Your goal » Return each entry exactly, with none missing.

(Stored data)
━━━━━━

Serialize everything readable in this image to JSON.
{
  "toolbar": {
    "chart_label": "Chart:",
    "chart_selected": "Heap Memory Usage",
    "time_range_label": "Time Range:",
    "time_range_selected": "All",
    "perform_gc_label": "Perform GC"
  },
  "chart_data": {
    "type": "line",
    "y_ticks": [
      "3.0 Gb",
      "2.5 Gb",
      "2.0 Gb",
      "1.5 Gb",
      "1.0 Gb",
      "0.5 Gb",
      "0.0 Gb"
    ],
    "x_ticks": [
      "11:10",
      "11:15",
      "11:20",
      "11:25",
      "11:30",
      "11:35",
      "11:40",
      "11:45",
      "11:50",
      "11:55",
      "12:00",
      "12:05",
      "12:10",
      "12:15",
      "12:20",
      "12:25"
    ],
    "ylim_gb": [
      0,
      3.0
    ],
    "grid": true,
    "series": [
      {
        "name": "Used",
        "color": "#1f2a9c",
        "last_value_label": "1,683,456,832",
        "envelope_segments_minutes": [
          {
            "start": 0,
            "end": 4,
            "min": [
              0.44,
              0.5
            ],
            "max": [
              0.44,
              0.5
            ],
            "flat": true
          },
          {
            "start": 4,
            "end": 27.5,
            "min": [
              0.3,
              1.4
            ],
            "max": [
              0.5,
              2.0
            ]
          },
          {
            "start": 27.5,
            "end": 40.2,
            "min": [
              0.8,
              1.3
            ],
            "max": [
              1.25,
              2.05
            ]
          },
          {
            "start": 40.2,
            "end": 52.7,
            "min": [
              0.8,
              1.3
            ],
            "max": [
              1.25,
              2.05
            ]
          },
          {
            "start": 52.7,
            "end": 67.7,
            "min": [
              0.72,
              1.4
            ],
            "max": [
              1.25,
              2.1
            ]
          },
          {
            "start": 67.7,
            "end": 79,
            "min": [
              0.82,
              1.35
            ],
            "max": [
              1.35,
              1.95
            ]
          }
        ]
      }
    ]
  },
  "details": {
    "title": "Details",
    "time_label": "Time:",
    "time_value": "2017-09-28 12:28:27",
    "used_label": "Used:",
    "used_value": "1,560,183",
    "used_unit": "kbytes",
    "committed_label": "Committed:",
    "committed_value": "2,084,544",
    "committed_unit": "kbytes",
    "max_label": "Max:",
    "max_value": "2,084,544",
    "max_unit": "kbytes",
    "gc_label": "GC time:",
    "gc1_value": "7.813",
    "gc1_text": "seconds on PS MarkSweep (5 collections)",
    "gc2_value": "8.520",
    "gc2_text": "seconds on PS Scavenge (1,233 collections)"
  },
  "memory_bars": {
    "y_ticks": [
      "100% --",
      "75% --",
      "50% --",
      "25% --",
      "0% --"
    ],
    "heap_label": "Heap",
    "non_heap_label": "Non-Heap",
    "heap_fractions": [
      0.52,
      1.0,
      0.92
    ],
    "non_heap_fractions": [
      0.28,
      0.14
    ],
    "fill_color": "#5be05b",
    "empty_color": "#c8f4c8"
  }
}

━━━━━━

Written response »
Serialize everything readable in this image to JSON.
{
  "toolbar": {
    "chart_label": "Chart:",
    "chart_selected": "Heap Memory Usage",
    "time_range_label": "Time Range:",
    "time_range_selected": "All",
    "perform_gc_label": "Perform GC"
  },
  "chart_data": {
    "type": "line",
    "y_ticks": [
      "3.0 Gb",
      "2.5 Gb",
      "2.0 Gb",
      "1.5 Gb",
      "1.0 Gb",
      "0.5 Gb",
      "0.0 Gb"
    ],
    "x_ticks": [
      "11:10",
      "11:15",
      "11:20",
      "11:25",
      "11:30",
      "11:35",
      "11:40",
      "11:45",
      "11:50",
      "11:55",
      "12:00",
      "12:05",
      "12:10",
      "12:15",
      "12:20",
      "12:25"
    ],
    "ylim_gb": [
      0,
      3.0
    ],
    "grid": true,
    "series": [
      {
        "name": "Used",
        "color": "#1f2a9c",
        "last_value_label": "1,683,456,832",
        "envelope_segments_minutes": [
          {
            "start": 0,
            "end": 4,
            "min": [
              0.44,
              0.5
            ],
            "max": [
              0.44,
              0.5
            ],
            "flat": true
          },
          {
            "start": 4,
            "end": 27.5,
            "min": [
              0.3,
              1.4
            ],
            "max": [
              0.5,
              2.0
            ]
          },
          {
            "start": 27.5,
            "end": 40.2,
            "min": [
              0.8,
              1.3
            ],
            "max": [
              1.25,
              2.05
            ]
          },
          {
            "start": 40.2,
            "end": 52.7,
            "min": [
              0.8,
              1.3
            ],
            "max": [
              1.25,
              2.05
            ]
          },
          {
            "start": 52.7,
            "end": 67.7,
            "min": [
              0.72,
              1.4
            ],
            "max": [
              1.25,
              2.1
            ]
          },
          {
            "start": 67.7,
            "end": 79,
            "min": [
              0.82,
              1.35
            ],
            "max": [
              1.35,
              1.95
            ]
          }
        ]
      }
    ]
  },
  "details": {
    "title": "Details",
    "time_label": "Time:",
    "time_value": "2017-09-28 12:28:27",
    "used_label": "Used:",
    "used_value": "1,560,183",
    "used_unit": "kbytes",
    "committed_label": "Committed:",
    "committed_value": "2,084,544",
    "committed_unit": "kbytes",
    "max_label": "Max:",
    "max_value": "2,084,544",
    "max_unit": "kbytes",
    "gc_label": "GC time:",
    "gc1_value": "7.813",
    "gc1_text": "seconds on PS MarkSweep (5 collections)",
    "gc2_value": "8.520",
    "gc2_text": "seconds on PS Scavenge (1,233 collections)"
  },
  "memory_bars": {
    "y_ticks": [
      "100% --",
      "75% --",
      "50% --",
      "25% --",
      "0% --"
    ],
    "heap_label": "Heap",
    "non_heap_label": "Non-Heap",
    "heap_fractions": [
      0.52,
      1.0,
      0.92
    ],
    "non_heap_fractions": [
      0.28,
      0.14
    ],
    "fill_color": "#5be05b",
    "empty_color": "#c8f4c8"
  }
}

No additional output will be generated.